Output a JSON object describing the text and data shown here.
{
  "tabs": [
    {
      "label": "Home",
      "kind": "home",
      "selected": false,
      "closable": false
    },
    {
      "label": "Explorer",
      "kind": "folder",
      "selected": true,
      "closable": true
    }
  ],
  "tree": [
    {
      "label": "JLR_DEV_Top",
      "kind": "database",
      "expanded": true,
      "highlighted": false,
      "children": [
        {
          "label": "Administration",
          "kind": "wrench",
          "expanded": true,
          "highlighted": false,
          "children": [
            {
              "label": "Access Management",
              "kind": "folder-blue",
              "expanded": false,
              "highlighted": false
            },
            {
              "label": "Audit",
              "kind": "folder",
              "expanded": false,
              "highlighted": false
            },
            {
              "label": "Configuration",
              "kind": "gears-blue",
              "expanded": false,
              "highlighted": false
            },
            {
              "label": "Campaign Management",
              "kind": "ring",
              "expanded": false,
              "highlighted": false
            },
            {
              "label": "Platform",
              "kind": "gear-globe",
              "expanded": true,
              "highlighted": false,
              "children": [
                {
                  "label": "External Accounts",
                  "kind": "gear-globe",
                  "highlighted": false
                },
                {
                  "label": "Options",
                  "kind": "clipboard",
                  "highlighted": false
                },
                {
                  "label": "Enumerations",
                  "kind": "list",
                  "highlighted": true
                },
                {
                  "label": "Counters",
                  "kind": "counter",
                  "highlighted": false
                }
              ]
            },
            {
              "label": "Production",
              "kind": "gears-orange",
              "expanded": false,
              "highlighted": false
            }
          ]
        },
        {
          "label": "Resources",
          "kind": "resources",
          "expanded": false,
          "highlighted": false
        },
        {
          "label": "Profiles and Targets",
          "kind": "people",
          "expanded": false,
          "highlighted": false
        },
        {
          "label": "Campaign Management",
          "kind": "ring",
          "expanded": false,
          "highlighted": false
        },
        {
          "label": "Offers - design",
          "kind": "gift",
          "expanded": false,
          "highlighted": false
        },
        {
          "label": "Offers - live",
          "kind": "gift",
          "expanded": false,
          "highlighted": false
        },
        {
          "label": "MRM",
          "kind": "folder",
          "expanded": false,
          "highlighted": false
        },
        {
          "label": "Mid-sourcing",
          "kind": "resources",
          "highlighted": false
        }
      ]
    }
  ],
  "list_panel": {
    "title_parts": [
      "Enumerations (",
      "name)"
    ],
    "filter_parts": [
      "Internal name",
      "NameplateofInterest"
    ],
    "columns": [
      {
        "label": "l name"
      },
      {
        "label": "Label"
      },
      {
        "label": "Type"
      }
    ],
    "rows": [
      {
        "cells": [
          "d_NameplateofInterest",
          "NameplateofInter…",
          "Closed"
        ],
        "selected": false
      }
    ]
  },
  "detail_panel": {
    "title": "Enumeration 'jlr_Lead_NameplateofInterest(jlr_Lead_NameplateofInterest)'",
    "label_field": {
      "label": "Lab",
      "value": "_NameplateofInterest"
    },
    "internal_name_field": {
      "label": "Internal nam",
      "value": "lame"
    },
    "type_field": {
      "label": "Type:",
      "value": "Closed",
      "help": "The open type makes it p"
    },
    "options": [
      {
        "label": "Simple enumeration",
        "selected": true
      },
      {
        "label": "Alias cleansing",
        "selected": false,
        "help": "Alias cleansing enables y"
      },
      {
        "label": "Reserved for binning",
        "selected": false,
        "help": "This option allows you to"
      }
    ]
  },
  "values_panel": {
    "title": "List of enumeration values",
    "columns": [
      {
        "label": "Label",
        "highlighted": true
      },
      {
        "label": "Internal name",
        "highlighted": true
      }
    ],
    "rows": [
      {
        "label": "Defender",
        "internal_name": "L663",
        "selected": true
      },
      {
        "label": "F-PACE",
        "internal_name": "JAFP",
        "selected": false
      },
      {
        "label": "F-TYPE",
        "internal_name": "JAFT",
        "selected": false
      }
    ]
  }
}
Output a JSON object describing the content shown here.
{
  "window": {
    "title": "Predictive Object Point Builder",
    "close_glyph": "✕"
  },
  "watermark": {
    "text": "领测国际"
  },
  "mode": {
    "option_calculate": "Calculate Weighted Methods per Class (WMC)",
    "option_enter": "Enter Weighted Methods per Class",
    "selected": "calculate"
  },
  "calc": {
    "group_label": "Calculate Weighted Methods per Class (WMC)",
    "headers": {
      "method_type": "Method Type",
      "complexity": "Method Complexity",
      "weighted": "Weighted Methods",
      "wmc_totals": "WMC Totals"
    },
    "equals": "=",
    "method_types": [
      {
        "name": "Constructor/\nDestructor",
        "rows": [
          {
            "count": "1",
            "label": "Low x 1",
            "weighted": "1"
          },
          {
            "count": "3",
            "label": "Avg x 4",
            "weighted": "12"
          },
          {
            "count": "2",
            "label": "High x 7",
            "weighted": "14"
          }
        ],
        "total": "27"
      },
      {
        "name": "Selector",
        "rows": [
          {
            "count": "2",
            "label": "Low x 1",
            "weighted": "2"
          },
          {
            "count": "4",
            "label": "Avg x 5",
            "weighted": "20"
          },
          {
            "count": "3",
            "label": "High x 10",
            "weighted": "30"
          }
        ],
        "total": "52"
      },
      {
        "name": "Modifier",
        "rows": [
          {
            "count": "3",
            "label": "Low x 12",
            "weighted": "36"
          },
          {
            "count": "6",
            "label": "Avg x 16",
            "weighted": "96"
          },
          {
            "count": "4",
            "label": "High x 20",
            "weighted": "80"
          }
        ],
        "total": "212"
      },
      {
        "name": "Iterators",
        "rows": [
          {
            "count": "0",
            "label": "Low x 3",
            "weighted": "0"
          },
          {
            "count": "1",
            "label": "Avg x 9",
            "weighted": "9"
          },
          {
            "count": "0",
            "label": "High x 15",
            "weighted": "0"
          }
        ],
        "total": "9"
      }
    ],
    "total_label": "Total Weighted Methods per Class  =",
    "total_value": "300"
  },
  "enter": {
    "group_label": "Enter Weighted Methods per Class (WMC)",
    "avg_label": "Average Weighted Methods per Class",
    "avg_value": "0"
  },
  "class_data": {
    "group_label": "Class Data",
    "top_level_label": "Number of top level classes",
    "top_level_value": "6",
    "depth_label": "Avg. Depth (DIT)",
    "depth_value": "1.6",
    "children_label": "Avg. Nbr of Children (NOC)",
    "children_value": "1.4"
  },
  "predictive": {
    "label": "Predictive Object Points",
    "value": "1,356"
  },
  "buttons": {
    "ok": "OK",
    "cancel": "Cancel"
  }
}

◇ ◇ ◇

Task directions: Report how many lines of the listing hold the string "describing", giving only the number.

Exercise solution: 2